__Directive__.
Exact repetition of every entry is required.

..........

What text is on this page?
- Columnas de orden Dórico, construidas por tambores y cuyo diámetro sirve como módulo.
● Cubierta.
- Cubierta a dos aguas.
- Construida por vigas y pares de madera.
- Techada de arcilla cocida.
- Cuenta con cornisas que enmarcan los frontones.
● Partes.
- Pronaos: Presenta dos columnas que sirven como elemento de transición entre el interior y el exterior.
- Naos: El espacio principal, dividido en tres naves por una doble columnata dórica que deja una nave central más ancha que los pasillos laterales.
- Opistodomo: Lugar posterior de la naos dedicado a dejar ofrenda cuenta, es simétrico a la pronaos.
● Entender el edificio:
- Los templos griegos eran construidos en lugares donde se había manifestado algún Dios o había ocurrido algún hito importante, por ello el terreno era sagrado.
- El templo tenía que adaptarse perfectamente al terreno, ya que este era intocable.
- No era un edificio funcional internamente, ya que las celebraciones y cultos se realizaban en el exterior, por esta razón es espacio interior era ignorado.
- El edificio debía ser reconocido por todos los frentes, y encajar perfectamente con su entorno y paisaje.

..........

__Written response__.
What text is on this page?
- Columnas de orden Dórico, construidas por tambores y cuyo diámetro sirve como módulo.
● Cubierta.
- Cubierta a dos aguas.
- Construida por vigas y pares de madera.
- Techada de arcilla cocida.
- Cuenta con cornisas que enmarcan los frontones.
● Partes.
- Pronaos: Presenta dos columnas que sirven como elemento de transición entre el interior y el exterior.
- Naos: El espacio principal, dividido en tres naves por una doble columnata dórica que deja una nave central más ancha que los pasillos laterales.
- Opistodomo: Lugar posterior de la naos dedicado a dejar ofrenda cuenta, es simétrico a la pronaos.
● Entender el edificio:
- Los templos griegos eran construidos en lugares donde se había manifestado algún Dios o había ocurrido algún hito importante, por ello el terreno era sagrado.
- El templo tenía que adaptarse perfectamente al terreno, ya que este era intocable.
- No era un edificio funcional internamente, ya que las celebraciones y cultos se realizaban en el exterior, por esta razón es espacio interior era ignorado.
- El edificio debía ser reconocido por todos los frentes, y encajar perfectamente con su entorno y paisaje.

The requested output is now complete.